Give back each entry unchanged, minus pictures.

----------

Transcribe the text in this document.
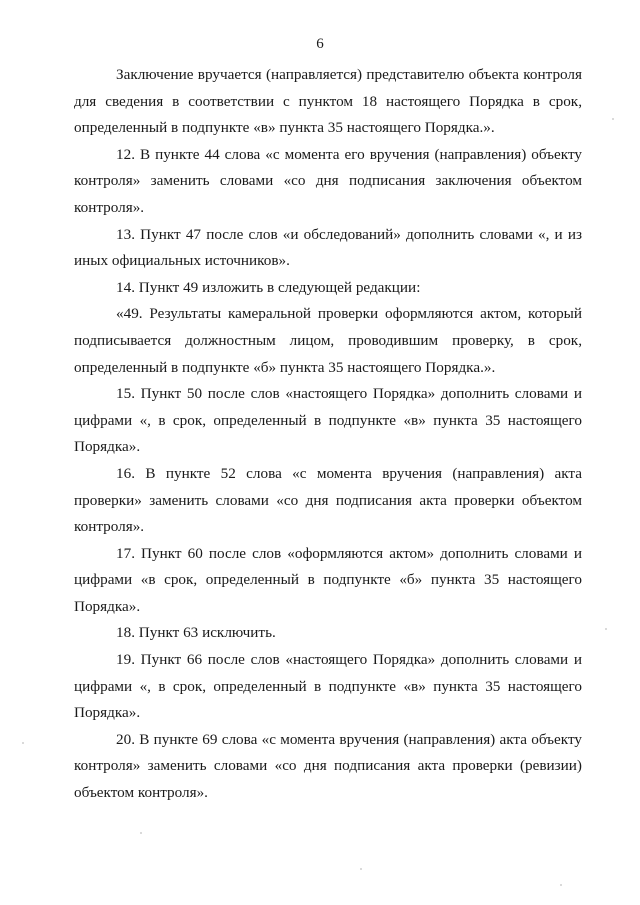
6

Заключение вручается (направляется) представителю объекта контроля для сведения в соответствии с пунктом 18 настоящего Порядка в срок, определенный в подпункте «в» пункта 35 настоящего Порядка.».

12. В пункте 44 слова «с момента его вручения (направления) объекту контроля» заменить словами «со дня подписания заключения объектом контроля».

13. Пункт 47 после слов «и обследований» дополнить словами «, и из иных официальных источников».

14. Пункт 49 изложить в следующей редакции:

«49. Результаты камеральной проверки оформляются актом, который подписывается должностным лицом, проводившим проверку, в срок, определенный в подпункте «б» пункта 35 настоящего Порядка.».

15. Пункт 50 после слов «настоящего Порядка» дополнить словами и цифрами «, в срок, определенный в подпункте «в» пункта 35 настоящего Порядка».

16. В пункте 52 слова «с момента вручения (направления) акта проверки» заменить словами «со дня подписания акта проверки объектом контроля».

17. Пункт 60 после слов «оформляются актом» дополнить словами и цифрами «в срок, определенный в подпункте «б» пункта 35 настоящего Порядка».

18. Пункт 63 исключить.

19. Пункт 66 после слов «настоящего Порядка» дополнить словами и цифрами «, в срок, определенный в подпункте «в» пункта 35 настоящего Порядка».

20. В пункте 69 слова «с момента вручения (направления) акта объекту контроля» заменить словами «со дня подписания акта проверки (ревизии) объектом контроля».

----------

## OUTPUT FOR THIS TASK
Transcribe the text in this document.
6

Заключение вручается (направляется) представителю объекта контроля для сведения в соответствии с пунктом 18 настоящего Порядка в срок, определенный в подпункте «в» пункта 35 настоящего Порядка.».

12. В пункте 44 слова «с момента его вручения (направления) объекту контроля» заменить словами «со дня подписания заключения объектом контроля».

13. Пункт 47 после слов «и обследований» дополнить словами «, и из иных официальных источников».

14. Пункт 49 изложить в следующей редакции:

«49. Результаты камеральной проверки оформляются актом, который подписывается должностным лицом, проводившим проверку, в срок, определенный в подпункте «б» пункта 35 настоящего Порядка.».

15. Пункт 50 после слов «настоящего Порядка» дополнить словами и цифрами «, в срок, определенный в подпункте «в» пункта 35 настоящего Порядка».

16. В пункте 52 слова «с момента вручения (направления) акта проверки» заменить словами «со дня подписания акта проверки объектом контроля».

17. Пункт 60 после слов «оформляются актом» дополнить словами и цифрами «в срок, определенный в подпункте «б» пункта 35 настоящего Порядка».

18. Пункт 63 исключить.

19. Пункт 66 после слов «настоящего Порядка» дополнить словами и цифрами «, в срок, определенный в подпункте «в» пункта 35 настоящего Порядка».

20. В пункте 69 слова «с момента вручения (направления) акта объекту контроля» заменить словами «со дня подписания акта проверки (ревизии) объектом контроля».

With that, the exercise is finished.